- _Task to complete_
Can you print every record below exactly as written?

* BEGIN *

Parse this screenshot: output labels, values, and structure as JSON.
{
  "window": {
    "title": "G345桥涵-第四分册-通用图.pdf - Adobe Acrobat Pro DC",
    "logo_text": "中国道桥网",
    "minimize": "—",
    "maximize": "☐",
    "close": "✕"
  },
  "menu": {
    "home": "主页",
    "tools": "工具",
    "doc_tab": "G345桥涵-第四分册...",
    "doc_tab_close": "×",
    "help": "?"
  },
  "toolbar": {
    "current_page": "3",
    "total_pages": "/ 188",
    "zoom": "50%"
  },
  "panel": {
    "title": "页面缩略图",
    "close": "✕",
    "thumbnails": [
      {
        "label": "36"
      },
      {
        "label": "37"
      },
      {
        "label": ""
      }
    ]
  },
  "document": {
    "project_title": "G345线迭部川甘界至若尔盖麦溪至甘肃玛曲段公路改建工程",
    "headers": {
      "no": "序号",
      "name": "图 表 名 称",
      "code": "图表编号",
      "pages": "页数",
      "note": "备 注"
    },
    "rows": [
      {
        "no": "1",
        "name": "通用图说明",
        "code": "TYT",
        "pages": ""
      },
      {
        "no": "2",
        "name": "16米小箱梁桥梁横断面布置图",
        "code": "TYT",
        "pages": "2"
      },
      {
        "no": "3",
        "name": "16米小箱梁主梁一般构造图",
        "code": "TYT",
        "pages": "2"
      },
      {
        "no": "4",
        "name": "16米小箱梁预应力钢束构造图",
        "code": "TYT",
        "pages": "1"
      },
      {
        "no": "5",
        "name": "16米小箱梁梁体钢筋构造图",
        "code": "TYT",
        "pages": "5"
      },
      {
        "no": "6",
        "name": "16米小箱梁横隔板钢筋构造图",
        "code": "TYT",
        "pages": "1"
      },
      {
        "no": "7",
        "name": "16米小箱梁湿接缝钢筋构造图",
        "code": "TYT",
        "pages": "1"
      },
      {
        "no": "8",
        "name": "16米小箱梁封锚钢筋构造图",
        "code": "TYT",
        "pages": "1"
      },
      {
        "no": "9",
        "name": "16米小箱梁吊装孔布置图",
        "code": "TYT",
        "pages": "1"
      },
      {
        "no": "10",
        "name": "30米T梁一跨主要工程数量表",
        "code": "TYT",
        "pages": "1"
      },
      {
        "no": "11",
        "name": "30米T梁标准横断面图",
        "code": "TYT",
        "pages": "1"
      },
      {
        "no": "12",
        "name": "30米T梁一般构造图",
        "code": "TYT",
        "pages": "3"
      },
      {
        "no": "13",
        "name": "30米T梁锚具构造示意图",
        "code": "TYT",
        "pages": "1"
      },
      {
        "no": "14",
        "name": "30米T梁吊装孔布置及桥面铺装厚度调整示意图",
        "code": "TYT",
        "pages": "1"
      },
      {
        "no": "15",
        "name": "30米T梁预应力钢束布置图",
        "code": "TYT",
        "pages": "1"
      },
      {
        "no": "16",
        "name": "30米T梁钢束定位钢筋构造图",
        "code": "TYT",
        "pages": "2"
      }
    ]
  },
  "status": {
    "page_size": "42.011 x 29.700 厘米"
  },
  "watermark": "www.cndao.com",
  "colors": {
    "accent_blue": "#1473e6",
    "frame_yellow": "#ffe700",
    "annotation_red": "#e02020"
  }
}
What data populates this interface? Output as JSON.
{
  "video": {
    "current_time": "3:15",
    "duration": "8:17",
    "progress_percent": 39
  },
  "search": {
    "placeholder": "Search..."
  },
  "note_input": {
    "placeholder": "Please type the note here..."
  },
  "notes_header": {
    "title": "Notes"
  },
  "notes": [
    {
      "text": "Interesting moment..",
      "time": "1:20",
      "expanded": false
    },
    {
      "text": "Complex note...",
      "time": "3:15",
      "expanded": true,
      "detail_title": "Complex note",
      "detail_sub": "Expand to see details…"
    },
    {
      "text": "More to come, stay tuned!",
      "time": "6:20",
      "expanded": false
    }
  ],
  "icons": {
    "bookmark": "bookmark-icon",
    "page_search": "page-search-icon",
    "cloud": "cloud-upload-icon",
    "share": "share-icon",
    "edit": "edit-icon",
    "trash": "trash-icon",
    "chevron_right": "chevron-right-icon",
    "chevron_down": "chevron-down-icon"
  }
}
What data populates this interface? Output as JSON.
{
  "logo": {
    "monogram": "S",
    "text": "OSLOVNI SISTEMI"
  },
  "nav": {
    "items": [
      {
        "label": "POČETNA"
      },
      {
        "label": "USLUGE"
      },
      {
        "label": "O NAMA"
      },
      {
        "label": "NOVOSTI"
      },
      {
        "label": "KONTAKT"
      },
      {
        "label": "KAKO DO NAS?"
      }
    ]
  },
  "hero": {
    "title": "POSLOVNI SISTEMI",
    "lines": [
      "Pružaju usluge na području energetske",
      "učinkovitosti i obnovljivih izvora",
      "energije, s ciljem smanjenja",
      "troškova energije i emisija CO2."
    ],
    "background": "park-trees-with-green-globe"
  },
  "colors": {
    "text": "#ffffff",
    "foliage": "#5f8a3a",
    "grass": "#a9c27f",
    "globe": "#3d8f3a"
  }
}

* END *

- _Output for this exercise_
Parse this screenshot: output labels, values, and structure as JSON.
{
  "window": {
    "title": "G345桥涵-第四分册-通用图.pdf - Adobe Acrobat Pro DC",
    "logo_text": "中国道桥网",
    "minimize": "—",
    "maximize": "☐",
    "close": "✕"
  },
  "menu": {
    "home": "主页",
    "tools": "工具",
    "doc_tab": "G345桥涵-第四分册...",
    "doc_tab_close": "×",
    "help": "?"
  },
  "toolbar": {
    "current_page": "3",
    "total_pages": "/ 188",
    "zoom": "50%"
  },
  "panel": {
    "title": "页面缩略图",
    "close": "✕",
    "thumbnails": [
      {
        "label": "36"
      },
      {
        "label": "37"
      },
      {
        "label": ""
      }
    ]
  },
  "document": {
    "project_title": "G345线迭部川甘界至若尔盖麦溪至甘肃玛曲段公路改建工程",
    "headers": {
      "no": "序号",
      "name": "图 表 名 称",
      "code": "图表编号",
      "pages": "页数",
      "note": "备 注"
    },
    "rows": [
      {
        "no": "1",
        "name": "通用图说明",
        "code": "TYT",
        "pages": ""
      },
      {
        "no": "2",
        "name": "16米小箱梁桥梁横断面布置图",
        "code": "TYT",
        "pages": "2"
      },
      {
        "no": "3",
        "name": "16米小箱梁主梁一般构造图",
        "code": "TYT",
        "pages": "2"
      },
      {
        "no": "4",
        "name": "16米小箱梁预应力钢束构造图",
        "code": "TYT",
        "pages": "1"
      },
      {
        "no": "5",
        "name": "16米小箱梁梁体钢筋构造图",
        "code": "TYT",
        "pages": "5"
      },
      {
        "no": "6",
        "name": "16米小箱梁横隔板钢筋构造图",
        "code": "TYT",
        "pages": "1"
      },
      {
        "no": "7",
        "name": "16米小箱梁湿接缝钢筋构造图",
        "code": "TYT",
        "pages": "1"
      },
      {
        "no": "8",
        "name": "16米小箱梁封锚钢筋构造图",
        "code": "TYT",
        "pages": "1"
      },
      {
        "no": "9",
        "name": "16米小箱梁吊装孔布置图",
        "code": "TYT",
        "pages": "1"
      },
      {
        "no": "10",
        "name": "30米T梁一跨主要工程数量表",
        "code": "TYT",
        "pages": "1"
      },
      {
        "no": "11",
        "name": "30米T梁标准横断面图",
        "code": "TYT",
        "pages": "1"
      },
      {
        "no": "12",
        "name": "30米T梁一般构造图",
        "code": "TYT",
        "pages": "3"
      },
      {
        "no": "13",
        "name": "30米T梁锚具构造示意图",
        "code": "TYT",
        "pages": "1"
      },
      {
        "no": "14",
        "name": "30米T梁吊装孔布置及桥面铺装厚度调整示意图",
        "code": "TYT",
        "pages": "1"
      },
      {
        "no": "15",
        "name": "30米T梁预应力钢束布置图",
        "code": "TYT",
        "pages": "1"
      },
      {
        "no": "16",
        "name": "30米T梁钢束定位钢筋构造图",
        "code": "TYT",
        "pages": "2"
      }
    ]
  },
  "status": {
    "page_size": "42.011 x 29.700 厘米"
  },
  "watermark": "www.cndao.com",
  "colors": {
    "accent_blue": "#1473e6",
    "frame_yellow": "#ffe700",
    "annotation_red": "#e02020"
  }
}
What data populates this interface? Output as JSON.
{
  "video": {
    "current_time": "3:15",
    "duration": "8:17",
    "progress_percent": 39
  },
  "search": {
    "placeholder": "Search..."
  },
  "note_input": {
    "placeholder": "Please type the note here..."
  },
  "notes_header": {
    "title": "Notes"
  },
  "notes": [
    {
      "text": "Interesting moment..",
      "time": "1:20",
      "expanded": false
    },
    {
      "text": "Complex note...",
      "time": "3:15",
      "expanded": true,
      "detail_title": "Complex note",
      "detail_sub": "Expand to see details…"
    },
    {
      "text": "More to come, stay tuned!",
      "time": "6:20",
      "expanded": false
    }
  ],
  "icons": {
    "bookmark": "bookmark-icon",
    "page_search": "page-search-icon",
    "cloud": "cloud-upload-icon",
    "share": "share-icon",
    "edit": "edit-icon",
    "trash": "trash-icon",
    "chevron_right": "chevron-right-icon",
    "chevron_down": "chevron-down-icon"
  }
}
What data populates this interface? Output as JSON.
{
  "logo": {
    "monogram": "S",
    "text": "OSLOVNI SISTEMI"
  },
  "nav": {
    "items": [
      {
        "label": "POČETNA"
      },
      {
        "label": "USLUGE"
      },
      {
        "label": "O NAMA"
      },
      {
        "label": "NOVOSTI"
      },
      {
        "label": "KONTAKT"
      },
      {
        "label": "KAKO DO NAS?"
      }
    ]
  },
  "hero": {
    "title": "POSLOVNI SISTEMI",
    "lines": [
      "Pružaju usluge na području energetske",
      "učinkovitosti i obnovljivih izvora",
      "energije, s ciljem smanjenja",
      "troškova energije i emisija CO2."
    ],
    "background": "park-trees-with-green-globe"
  },
  "colors": {
    "text": "#ffffff",
    "foliage": "#5f8a3a",
    "grass": "#a9c27f",
    "globe": "#3d8f3a"
  }
}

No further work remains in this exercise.